- _RECORDS_:

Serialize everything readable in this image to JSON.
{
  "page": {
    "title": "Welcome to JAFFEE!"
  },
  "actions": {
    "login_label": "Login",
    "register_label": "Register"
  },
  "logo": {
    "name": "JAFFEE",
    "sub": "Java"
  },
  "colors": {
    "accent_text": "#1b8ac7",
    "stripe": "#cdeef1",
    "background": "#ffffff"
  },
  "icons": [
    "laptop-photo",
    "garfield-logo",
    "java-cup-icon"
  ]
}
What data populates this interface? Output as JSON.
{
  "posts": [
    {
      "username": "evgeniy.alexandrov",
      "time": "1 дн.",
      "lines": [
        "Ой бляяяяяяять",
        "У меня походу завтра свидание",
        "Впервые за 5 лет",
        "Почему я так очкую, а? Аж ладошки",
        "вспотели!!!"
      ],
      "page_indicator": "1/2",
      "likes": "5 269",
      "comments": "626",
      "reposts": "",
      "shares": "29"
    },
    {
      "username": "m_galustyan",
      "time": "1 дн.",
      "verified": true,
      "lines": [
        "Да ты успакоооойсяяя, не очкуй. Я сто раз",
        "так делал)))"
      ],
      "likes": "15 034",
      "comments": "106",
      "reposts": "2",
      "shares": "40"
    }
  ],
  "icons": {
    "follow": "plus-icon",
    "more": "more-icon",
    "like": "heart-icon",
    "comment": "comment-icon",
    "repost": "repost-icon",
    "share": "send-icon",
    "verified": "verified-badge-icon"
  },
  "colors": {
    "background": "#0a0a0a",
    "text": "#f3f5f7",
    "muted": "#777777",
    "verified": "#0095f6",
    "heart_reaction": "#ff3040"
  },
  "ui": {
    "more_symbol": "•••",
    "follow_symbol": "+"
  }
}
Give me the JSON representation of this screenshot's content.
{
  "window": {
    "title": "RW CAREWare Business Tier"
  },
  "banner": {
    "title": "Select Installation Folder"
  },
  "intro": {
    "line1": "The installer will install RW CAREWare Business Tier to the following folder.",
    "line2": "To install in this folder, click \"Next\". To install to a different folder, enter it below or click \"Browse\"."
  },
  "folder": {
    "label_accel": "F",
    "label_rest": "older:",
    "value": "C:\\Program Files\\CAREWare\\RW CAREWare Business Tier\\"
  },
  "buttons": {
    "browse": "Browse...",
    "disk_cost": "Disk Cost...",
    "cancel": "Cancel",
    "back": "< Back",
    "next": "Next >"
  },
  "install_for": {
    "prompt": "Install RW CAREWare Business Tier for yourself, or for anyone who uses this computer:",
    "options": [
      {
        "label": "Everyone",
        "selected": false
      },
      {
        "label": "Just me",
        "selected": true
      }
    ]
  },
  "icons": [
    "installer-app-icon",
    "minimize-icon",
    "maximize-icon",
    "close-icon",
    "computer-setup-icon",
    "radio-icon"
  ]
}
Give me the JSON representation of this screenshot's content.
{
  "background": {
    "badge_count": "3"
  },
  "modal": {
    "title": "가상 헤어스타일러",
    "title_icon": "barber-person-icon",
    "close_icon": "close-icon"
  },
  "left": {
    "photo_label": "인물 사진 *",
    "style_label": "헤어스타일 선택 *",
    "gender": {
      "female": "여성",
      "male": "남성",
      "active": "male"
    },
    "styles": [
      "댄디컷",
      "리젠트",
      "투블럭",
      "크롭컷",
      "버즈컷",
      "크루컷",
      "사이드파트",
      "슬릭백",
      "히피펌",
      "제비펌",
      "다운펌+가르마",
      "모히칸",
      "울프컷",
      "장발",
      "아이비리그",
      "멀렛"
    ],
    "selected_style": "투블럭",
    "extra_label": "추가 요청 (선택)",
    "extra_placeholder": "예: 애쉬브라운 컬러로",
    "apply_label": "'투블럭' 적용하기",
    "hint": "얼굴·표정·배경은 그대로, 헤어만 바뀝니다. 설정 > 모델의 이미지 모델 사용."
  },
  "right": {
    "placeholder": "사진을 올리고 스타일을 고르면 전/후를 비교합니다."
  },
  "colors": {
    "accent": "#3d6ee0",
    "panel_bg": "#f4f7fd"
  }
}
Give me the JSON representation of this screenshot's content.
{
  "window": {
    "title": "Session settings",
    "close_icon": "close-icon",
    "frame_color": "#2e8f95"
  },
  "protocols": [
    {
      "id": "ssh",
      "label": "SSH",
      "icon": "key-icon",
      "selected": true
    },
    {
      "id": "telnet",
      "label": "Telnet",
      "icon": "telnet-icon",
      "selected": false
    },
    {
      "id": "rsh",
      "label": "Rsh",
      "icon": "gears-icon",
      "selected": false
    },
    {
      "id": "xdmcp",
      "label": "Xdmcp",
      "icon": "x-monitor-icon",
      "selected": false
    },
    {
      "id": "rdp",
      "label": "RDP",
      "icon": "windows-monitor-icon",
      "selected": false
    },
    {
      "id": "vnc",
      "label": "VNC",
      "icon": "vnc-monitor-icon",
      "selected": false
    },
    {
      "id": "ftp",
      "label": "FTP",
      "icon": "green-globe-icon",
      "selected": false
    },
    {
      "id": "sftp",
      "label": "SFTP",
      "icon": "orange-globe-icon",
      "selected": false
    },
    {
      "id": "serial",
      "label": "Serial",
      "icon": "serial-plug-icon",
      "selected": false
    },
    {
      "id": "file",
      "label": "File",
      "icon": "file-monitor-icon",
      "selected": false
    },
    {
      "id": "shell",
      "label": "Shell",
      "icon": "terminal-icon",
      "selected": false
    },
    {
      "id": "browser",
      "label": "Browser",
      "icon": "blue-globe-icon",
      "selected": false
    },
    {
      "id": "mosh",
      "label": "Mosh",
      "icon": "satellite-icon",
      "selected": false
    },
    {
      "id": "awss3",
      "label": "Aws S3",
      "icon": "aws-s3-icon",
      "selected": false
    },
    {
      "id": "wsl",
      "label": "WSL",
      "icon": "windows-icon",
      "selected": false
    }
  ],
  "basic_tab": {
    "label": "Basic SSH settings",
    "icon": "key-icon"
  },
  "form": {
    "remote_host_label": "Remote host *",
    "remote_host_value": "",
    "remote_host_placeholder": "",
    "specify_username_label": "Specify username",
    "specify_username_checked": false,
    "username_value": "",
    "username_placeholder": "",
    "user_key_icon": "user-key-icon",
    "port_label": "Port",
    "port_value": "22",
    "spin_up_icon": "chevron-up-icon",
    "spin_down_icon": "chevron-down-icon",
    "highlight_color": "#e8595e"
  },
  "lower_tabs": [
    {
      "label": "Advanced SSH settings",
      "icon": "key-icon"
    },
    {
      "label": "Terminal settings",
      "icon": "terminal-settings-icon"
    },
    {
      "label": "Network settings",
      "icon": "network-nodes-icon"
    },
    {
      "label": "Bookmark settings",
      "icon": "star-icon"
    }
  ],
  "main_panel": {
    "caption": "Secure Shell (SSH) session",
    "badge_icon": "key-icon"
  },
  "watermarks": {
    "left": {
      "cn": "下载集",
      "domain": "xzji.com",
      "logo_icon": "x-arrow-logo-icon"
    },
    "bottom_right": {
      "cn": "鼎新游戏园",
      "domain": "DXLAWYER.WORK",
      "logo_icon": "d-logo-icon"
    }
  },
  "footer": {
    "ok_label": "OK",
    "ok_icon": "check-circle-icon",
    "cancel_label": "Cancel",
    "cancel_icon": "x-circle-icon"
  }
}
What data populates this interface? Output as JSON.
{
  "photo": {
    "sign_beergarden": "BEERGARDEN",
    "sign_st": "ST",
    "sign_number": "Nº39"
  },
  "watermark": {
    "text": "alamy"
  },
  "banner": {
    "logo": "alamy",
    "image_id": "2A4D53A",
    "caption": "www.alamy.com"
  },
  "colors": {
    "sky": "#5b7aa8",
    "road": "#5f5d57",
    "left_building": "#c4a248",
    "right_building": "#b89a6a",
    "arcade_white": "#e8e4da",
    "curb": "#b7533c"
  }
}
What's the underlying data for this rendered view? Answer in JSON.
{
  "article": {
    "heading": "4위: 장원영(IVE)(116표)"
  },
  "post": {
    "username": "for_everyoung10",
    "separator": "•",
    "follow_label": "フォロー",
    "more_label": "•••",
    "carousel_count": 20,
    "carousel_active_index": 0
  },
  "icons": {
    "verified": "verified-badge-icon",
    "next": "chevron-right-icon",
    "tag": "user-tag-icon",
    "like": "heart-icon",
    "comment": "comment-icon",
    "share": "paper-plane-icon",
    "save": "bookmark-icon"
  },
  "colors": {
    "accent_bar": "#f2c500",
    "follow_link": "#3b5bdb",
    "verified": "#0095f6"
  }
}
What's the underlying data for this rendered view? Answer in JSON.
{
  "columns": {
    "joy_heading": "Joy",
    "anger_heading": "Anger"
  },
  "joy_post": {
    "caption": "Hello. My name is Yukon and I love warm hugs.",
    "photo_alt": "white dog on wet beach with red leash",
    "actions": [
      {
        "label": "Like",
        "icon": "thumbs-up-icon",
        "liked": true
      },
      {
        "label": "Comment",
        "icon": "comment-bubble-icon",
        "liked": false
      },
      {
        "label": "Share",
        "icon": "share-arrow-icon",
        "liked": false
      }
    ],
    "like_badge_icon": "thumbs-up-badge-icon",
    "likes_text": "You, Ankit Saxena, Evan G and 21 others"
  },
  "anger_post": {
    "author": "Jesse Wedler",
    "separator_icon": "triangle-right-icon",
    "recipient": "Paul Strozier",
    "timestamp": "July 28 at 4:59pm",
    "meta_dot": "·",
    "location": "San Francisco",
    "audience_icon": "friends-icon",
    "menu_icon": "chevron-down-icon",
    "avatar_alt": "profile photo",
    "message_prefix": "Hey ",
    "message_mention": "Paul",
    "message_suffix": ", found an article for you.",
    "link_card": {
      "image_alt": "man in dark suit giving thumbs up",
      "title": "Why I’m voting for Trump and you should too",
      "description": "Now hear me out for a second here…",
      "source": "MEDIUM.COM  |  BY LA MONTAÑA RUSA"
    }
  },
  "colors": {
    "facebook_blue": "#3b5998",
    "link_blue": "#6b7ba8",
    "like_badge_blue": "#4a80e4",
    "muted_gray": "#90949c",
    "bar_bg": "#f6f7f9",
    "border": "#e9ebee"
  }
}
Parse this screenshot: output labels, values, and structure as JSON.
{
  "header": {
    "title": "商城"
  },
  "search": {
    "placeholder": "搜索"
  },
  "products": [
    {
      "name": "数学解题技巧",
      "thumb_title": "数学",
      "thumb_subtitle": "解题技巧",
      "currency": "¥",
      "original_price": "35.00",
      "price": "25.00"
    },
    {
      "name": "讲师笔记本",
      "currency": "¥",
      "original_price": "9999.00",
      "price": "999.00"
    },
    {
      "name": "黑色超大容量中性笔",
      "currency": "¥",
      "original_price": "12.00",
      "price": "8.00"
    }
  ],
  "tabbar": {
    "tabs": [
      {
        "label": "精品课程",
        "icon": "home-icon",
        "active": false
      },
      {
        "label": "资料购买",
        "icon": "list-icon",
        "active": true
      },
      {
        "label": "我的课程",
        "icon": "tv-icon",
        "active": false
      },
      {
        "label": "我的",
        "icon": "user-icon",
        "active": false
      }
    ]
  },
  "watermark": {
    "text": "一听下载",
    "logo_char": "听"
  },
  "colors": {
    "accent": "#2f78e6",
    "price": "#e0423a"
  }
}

- _YOUR GOAL_: Show each line holding the word "circle".

- _FULL ANSWER_:
    "ok_icon": "check-circle-icon",
    "cancel_icon": "x-circle-icon"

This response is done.